[Stored data]
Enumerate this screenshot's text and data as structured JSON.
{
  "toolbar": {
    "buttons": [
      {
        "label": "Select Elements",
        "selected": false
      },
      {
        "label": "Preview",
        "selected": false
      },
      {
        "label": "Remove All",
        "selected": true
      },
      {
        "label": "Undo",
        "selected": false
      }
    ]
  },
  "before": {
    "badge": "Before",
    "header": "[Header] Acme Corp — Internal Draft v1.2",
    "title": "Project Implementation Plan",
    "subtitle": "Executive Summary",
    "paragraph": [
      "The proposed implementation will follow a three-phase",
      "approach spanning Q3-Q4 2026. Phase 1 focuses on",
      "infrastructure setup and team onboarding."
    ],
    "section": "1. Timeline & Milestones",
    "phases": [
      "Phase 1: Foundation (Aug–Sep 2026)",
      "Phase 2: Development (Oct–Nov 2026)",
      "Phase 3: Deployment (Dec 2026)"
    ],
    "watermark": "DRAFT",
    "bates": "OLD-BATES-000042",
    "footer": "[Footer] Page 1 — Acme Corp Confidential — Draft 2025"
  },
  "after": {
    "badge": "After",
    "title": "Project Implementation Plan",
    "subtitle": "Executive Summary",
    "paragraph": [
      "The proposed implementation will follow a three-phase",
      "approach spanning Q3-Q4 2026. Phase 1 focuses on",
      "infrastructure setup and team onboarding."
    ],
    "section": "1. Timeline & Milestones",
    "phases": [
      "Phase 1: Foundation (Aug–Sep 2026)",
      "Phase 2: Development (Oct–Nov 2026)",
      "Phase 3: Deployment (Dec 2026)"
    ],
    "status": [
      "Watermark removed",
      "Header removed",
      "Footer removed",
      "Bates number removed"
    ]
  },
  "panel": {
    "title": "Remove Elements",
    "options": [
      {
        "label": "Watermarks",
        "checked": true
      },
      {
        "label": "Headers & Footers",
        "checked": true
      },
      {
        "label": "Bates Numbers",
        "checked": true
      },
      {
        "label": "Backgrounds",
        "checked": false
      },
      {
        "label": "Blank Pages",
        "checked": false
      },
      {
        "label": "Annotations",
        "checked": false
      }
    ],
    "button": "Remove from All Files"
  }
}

Exercise directions: Above are the records; copy all of them exactly.

Reply:
Enumerate this screenshot's text and data as structured JSON.
{
  "toolbar": {
    "buttons": [
      {
        "label": "Select Elements",
        "selected": false
      },
      {
        "label": "Preview",
        "selected": false
      },
      {
        "label": "Remove All",
        "selected": true
      },
      {
        "label": "Undo",
        "selected": false
      }
    ]
  },
  "before": {
    "badge": "Before",
    "header": "[Header] Acme Corp — Internal Draft v1.2",
    "title": "Project Implementation Plan",
    "subtitle": "Executive Summary",
    "paragraph": [
      "The proposed implementation will follow a three-phase",
      "approach spanning Q3-Q4 2026. Phase 1 focuses on",
      "infrastructure setup and team onboarding."
    ],
    "section": "1. Timeline & Milestones",
    "phases": [
      "Phase 1: Foundation (Aug–Sep 2026)",
      "Phase 2: Development (Oct–Nov 2026)",
      "Phase 3: Deployment (Dec 2026)"
    ],
    "watermark": "DRAFT",
    "bates": "OLD-BATES-000042",
    "footer": "[Footer] Page 1 — Acme Corp Confidential — Draft 2025"
  },
  "after": {
    "badge": "After",
    "title": "Project Implementation Plan",
    "subtitle": "Executive Summary",
    "paragraph": [
      "The proposed implementation will follow a three-phase",
      "approach spanning Q3-Q4 2026. Phase 1 focuses on",
      "infrastructure setup and team onboarding."
    ],
    "section": "1. Timeline & Milestones",
    "phases": [
      "Phase 1: Foundation (Aug–Sep 2026)",
      "Phase 2: Development (Oct–Nov 2026)",
      "Phase 3: Deployment (Dec 2026)"
    ],
    "status": [
      "Watermark removed",
      "Header removed",
      "Footer removed",
      "Bates number removed"
    ]
  },
  "panel": {
    "title": "Remove Elements",
    "options": [
      {
        "label": "Watermarks",
        "checked": true
      },
      {
        "label": "Headers & Footers",
        "checked": true
      },
      {
        "label": "Bates Numbers",
        "checked": true
      },
      {
        "label": "Backgrounds",
        "checked": false
      },
      {
        "label": "Blank Pages",
        "checked": false
      },
      {
        "label": "Annotations",
        "checked": false
      }
    ],
    "button": "Remove from All Files"
  }
}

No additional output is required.